Problem:
Repeat the whole listing below, word for word.
** Start of Material provided **
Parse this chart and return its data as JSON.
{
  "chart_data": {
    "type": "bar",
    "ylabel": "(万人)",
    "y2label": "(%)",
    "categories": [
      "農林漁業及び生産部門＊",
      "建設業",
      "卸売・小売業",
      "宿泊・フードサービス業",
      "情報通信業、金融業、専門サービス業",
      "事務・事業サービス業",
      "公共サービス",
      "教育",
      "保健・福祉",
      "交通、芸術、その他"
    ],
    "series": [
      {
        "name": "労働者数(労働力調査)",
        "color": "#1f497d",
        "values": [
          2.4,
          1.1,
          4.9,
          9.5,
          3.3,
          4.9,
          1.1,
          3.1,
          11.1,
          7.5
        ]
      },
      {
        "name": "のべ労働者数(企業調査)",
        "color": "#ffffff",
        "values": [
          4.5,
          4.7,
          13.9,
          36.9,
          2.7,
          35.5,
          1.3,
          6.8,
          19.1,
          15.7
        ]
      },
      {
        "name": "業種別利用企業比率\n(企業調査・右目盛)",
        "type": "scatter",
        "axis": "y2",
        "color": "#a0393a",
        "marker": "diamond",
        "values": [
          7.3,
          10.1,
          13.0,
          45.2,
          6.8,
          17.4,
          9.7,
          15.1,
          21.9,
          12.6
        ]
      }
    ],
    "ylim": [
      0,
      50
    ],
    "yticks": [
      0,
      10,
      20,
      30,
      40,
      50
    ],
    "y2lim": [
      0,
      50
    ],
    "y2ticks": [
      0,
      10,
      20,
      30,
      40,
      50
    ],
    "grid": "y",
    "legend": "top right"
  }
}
** End of Material provided **
Full response:
Parse this chart and return its data as JSON.
{
  "chart_data": {
    "type": "bar",
    "ylabel": "(万人)",
    "y2label": "(%)",
    "categories": [
      "農林漁業及び生産部門＊",
      "建設業",
      "卸売・小売業",
      "宿泊・フードサービス業",
      "情報通信業、金融業、専門サービス業",
      "事務・事業サービス業",
      "公共サービス",
      "教育",
      "保健・福祉",
      "交通、芸術、その他"
    ],
    "series": [
      {
        "name": "労働者数(労働力調査)",
        "color": "#1f497d",
        "values": [
          2.4,
          1.1,
          4.9,
          9.5,
          3.3,
          4.9,
          1.1,
          3.1,
          11.1,
          7.5
        ]
      },
      {
        "name": "のべ労働者数(企業調査)",
        "color": "#ffffff",
        "values": [
          4.5,
          4.7,
          13.9,
          36.9,
          2.7,
          35.5,
          1.3,
          6.8,
          19.1,
          15.7
        ]
      },
      {
        "name": "業種別利用企業比率\n(企業調査・右目盛)",
        "type": "scatter",
        "axis": "y2",
        "color": "#a0393a",
        "marker": "diamond",
        "values": [
          7.3,
          10.1,
          13.0,
          45.2,
          6.8,
          17.4,
          9.7,
          15.1,
          21.9,
          12.6
        ]
      }
    ],
    "ylim": [
      0,
      50
    ],
    "yticks": [
      0,
      10,
      20,
      30,
      40,
      50
    ],
    "y2lim": [
      0,
      50
    ],
    "y2ticks": [
      0,
      10,
      20,
      30,
      40,
      50
    ],
    "grid": "y",
    "legend": "top right"
  }
}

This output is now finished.